** begin Input material **

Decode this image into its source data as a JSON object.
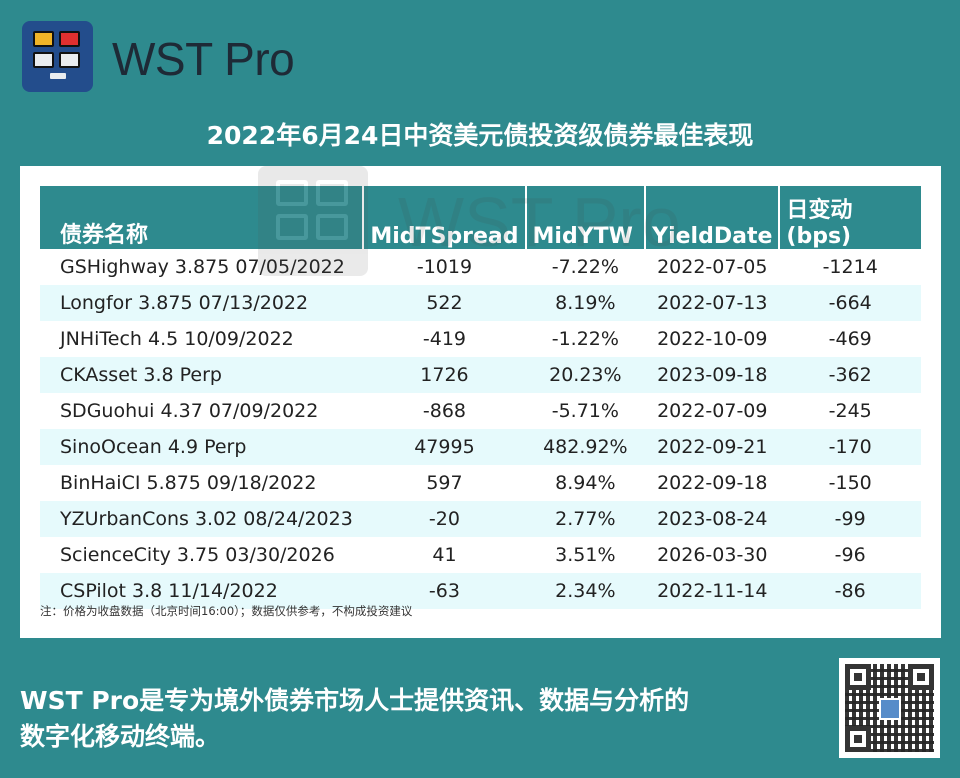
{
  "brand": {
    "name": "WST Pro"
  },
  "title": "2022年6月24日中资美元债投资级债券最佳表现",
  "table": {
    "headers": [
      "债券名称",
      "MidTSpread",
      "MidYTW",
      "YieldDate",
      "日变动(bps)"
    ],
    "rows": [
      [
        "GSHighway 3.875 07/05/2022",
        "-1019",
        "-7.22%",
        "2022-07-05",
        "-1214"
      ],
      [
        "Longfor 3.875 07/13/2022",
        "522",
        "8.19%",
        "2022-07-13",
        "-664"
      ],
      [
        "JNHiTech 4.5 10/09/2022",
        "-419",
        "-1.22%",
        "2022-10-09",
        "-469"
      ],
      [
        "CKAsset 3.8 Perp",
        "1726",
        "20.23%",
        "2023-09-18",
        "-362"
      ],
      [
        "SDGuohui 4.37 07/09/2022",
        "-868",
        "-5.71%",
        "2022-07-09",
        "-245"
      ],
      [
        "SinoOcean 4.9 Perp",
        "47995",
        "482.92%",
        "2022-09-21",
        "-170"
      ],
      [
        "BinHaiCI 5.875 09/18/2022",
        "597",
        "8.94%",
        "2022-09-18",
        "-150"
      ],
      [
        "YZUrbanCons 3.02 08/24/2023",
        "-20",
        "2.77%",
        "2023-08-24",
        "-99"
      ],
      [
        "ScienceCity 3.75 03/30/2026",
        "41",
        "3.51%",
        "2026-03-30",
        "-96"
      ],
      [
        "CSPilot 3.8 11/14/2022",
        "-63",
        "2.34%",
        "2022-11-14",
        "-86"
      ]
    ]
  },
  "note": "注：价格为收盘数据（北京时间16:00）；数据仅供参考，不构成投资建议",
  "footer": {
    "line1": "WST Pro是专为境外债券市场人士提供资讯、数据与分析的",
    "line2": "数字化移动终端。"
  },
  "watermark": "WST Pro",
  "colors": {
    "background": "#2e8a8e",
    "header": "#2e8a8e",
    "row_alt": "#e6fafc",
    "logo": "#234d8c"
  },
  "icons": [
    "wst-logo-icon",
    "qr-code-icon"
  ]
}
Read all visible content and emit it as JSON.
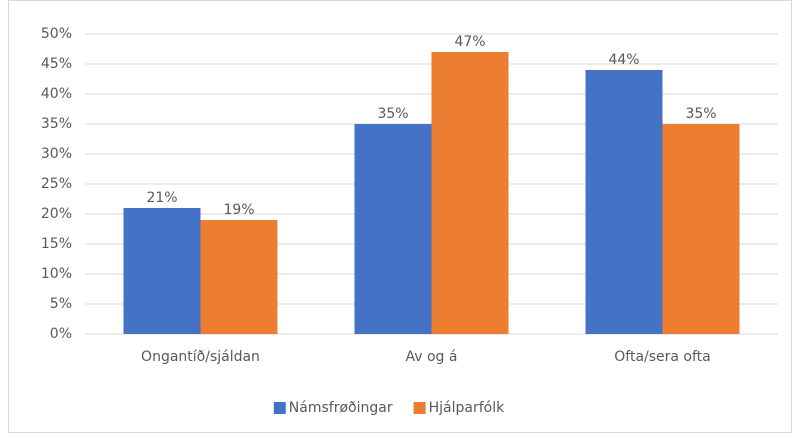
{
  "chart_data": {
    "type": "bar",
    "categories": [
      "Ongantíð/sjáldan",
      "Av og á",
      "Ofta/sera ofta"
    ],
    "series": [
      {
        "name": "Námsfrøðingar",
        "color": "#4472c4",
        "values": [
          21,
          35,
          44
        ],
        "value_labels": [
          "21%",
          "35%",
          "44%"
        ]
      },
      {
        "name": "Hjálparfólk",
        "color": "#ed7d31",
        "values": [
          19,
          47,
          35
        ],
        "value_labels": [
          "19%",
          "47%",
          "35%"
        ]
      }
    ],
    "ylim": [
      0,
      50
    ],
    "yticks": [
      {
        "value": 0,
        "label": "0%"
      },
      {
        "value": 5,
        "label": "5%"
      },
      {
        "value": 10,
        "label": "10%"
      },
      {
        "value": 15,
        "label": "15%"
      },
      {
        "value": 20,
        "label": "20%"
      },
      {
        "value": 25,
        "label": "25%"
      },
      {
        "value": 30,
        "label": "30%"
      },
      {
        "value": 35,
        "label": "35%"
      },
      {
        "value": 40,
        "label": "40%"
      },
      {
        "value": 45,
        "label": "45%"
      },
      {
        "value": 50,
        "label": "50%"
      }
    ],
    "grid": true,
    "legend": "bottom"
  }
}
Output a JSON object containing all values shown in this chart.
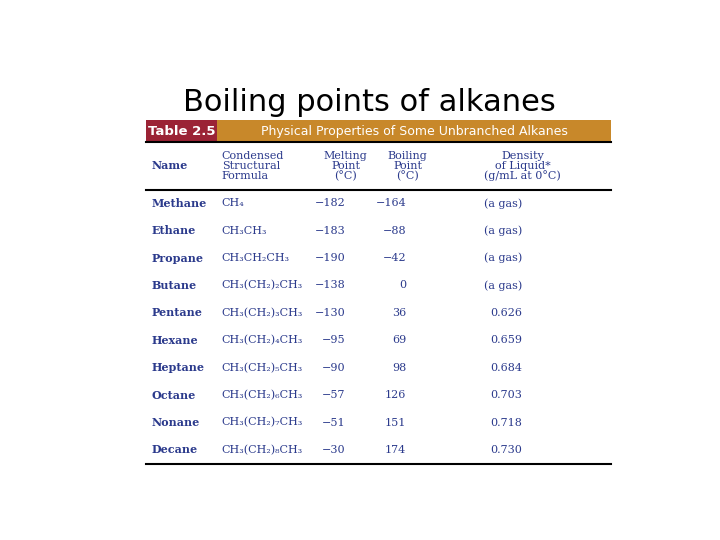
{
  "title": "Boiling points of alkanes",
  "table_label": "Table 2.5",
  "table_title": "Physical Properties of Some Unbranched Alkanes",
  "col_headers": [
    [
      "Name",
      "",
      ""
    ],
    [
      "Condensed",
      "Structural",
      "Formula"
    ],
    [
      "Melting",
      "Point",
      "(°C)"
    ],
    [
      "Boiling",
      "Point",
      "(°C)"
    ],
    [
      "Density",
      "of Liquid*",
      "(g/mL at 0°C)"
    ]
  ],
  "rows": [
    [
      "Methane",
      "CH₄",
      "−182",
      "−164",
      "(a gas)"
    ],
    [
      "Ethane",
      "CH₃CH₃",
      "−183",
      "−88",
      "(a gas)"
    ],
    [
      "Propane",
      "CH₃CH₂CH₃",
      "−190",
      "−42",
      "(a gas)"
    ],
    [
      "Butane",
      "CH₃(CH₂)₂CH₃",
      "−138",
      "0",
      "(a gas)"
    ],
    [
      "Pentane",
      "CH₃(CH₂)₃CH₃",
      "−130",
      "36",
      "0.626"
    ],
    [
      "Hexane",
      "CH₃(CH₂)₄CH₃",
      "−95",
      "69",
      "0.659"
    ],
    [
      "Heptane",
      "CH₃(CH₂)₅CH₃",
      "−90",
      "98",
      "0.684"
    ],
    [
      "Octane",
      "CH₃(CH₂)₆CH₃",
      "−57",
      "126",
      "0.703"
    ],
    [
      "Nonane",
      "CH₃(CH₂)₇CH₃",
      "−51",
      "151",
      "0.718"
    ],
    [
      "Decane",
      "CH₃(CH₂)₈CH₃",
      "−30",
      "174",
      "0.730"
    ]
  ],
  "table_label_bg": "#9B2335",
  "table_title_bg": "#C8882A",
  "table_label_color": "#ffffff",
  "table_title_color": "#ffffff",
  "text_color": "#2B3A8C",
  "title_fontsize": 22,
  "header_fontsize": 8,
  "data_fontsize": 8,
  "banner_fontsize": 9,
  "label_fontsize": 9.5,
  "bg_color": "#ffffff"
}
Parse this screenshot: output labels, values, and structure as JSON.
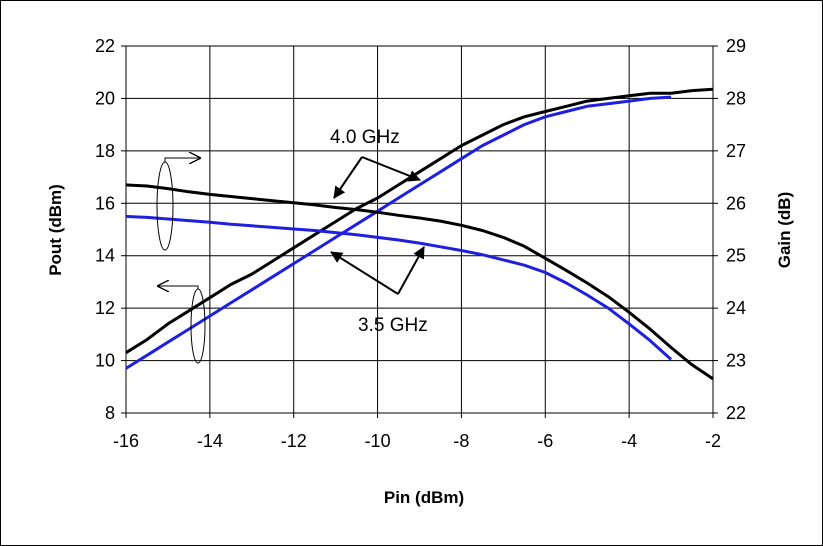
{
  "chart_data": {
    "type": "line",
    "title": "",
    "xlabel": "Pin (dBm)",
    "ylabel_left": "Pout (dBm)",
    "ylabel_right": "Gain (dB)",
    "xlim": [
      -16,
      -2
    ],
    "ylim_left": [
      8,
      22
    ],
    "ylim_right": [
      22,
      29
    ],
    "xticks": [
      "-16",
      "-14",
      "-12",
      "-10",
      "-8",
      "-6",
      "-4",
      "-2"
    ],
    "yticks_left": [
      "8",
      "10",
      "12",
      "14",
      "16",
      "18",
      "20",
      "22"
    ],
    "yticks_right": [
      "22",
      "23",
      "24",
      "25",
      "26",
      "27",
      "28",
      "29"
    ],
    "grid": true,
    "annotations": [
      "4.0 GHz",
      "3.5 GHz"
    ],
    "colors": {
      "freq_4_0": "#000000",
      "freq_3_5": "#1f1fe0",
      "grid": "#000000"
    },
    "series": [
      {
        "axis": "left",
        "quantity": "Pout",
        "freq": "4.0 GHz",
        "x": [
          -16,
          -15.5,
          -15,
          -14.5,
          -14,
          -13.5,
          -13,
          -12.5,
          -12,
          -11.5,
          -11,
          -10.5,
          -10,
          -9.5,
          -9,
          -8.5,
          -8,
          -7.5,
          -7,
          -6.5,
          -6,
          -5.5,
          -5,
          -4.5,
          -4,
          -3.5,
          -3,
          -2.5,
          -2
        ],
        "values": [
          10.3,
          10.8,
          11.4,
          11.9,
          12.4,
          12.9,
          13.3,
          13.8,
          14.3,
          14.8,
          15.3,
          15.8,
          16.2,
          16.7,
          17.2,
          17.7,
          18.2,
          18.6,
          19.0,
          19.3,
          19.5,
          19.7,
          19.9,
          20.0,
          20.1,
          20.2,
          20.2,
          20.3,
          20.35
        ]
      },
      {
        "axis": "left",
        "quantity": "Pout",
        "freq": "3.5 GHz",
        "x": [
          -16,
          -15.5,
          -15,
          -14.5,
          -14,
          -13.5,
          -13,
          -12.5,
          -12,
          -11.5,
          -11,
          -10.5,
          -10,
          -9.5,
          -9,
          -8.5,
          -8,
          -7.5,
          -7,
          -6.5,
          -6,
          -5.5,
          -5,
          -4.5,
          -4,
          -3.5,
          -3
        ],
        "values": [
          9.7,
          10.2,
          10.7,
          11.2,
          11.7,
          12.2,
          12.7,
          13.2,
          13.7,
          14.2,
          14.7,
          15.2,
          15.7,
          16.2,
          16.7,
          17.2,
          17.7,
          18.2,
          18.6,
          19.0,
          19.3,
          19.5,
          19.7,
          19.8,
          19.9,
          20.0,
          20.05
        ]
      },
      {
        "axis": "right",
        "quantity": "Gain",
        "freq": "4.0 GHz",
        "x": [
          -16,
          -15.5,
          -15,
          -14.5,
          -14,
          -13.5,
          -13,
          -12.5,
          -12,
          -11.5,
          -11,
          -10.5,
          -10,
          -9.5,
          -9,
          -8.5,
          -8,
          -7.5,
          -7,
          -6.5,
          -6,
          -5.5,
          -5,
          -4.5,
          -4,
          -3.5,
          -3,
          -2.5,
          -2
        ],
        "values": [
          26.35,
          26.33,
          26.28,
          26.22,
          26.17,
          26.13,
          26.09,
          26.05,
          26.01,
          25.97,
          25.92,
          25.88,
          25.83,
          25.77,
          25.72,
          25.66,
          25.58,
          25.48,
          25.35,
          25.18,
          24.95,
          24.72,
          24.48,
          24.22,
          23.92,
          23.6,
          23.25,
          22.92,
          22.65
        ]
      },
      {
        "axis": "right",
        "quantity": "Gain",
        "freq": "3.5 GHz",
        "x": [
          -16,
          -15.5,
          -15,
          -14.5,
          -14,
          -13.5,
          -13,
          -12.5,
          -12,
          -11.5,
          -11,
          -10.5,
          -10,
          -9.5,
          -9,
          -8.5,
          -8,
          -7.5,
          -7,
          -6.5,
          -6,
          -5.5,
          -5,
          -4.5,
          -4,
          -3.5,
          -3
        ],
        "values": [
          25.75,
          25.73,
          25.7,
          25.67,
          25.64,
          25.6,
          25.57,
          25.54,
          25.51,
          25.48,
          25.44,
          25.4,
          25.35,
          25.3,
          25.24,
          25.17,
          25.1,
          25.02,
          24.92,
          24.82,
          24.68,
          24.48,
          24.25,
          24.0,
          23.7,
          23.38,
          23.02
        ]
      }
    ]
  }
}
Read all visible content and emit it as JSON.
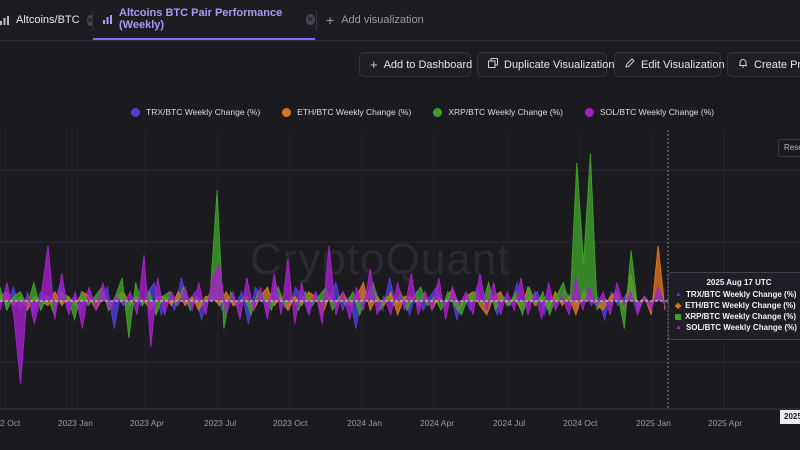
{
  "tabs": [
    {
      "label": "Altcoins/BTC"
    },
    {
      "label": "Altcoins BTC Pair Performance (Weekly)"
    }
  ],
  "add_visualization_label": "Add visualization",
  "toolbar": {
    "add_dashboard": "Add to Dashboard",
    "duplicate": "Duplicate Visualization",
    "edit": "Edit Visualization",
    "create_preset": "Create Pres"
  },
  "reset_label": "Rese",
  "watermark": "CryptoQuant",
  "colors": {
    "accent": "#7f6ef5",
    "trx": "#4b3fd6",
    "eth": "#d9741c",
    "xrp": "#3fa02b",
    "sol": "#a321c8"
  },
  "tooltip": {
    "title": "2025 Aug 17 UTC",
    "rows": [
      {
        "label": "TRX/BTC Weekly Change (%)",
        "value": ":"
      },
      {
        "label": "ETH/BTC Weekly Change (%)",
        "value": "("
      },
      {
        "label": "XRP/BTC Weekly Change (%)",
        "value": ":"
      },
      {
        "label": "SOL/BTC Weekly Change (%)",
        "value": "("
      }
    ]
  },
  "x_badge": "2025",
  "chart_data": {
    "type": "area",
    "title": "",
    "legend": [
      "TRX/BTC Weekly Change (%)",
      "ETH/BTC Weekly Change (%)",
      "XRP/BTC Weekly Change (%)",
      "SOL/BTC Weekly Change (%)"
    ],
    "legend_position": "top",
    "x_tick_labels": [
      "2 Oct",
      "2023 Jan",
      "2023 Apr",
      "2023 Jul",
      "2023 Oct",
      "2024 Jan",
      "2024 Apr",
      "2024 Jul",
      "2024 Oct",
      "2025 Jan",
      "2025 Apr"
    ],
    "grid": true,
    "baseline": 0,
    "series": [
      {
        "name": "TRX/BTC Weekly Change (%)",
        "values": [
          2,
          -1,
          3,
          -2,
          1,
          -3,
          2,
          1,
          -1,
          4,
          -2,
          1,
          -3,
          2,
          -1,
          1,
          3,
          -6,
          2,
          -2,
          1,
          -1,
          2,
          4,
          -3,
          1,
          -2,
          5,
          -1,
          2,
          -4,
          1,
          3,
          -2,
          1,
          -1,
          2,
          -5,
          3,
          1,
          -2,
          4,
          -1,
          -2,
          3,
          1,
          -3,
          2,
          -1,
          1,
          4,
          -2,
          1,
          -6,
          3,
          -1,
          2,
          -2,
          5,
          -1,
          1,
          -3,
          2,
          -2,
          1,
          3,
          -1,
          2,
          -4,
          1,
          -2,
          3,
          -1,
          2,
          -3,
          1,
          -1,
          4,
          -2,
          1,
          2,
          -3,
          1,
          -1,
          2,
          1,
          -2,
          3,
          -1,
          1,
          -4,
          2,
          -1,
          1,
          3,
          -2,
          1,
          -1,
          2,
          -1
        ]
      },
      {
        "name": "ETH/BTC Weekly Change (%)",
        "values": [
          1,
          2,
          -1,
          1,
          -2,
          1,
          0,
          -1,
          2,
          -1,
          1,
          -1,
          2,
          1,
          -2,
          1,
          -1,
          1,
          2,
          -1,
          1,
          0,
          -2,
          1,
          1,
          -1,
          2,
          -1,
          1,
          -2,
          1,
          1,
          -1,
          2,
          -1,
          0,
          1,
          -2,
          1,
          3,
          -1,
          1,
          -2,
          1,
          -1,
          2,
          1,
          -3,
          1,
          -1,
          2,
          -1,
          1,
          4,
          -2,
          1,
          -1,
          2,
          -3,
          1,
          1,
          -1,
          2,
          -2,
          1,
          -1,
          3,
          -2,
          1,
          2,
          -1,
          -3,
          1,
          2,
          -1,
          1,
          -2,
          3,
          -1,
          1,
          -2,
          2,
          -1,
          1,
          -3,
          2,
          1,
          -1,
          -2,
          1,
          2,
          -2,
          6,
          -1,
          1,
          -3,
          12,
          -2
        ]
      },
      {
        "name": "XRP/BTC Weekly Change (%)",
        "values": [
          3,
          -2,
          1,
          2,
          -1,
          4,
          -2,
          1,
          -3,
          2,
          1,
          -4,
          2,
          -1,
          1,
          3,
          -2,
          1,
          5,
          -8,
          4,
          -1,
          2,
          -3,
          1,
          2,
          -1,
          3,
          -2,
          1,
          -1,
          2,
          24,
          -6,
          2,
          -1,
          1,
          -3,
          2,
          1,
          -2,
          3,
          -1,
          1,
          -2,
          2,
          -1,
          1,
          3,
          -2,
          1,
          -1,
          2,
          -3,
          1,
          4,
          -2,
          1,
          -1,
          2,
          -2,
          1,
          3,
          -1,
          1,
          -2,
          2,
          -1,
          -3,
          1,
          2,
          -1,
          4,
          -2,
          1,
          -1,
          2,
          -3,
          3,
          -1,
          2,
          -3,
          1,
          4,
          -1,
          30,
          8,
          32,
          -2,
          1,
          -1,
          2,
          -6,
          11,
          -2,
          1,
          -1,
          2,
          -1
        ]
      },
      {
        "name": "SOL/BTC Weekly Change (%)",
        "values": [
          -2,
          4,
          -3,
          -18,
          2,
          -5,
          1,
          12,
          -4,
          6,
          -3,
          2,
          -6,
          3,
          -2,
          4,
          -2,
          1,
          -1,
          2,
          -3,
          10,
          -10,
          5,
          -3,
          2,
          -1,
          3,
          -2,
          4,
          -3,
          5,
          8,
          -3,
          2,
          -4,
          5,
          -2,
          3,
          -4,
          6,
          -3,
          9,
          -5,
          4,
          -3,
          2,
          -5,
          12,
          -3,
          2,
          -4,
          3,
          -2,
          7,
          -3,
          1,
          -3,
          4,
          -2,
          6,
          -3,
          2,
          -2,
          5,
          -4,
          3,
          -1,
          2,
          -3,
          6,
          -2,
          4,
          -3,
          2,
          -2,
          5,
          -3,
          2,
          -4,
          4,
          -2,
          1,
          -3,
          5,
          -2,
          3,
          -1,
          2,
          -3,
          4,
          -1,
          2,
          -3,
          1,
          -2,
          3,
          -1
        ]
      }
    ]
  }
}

** end Input material **

- [Task requirements] Show each line of the data that contains the string "this".

- [Solution to the problem]
Decode this image into its source data as a JSON object.
Output a JSON object containing all values shown in this chart.
Parse this screenshot: output labels, values, and structure as JSON.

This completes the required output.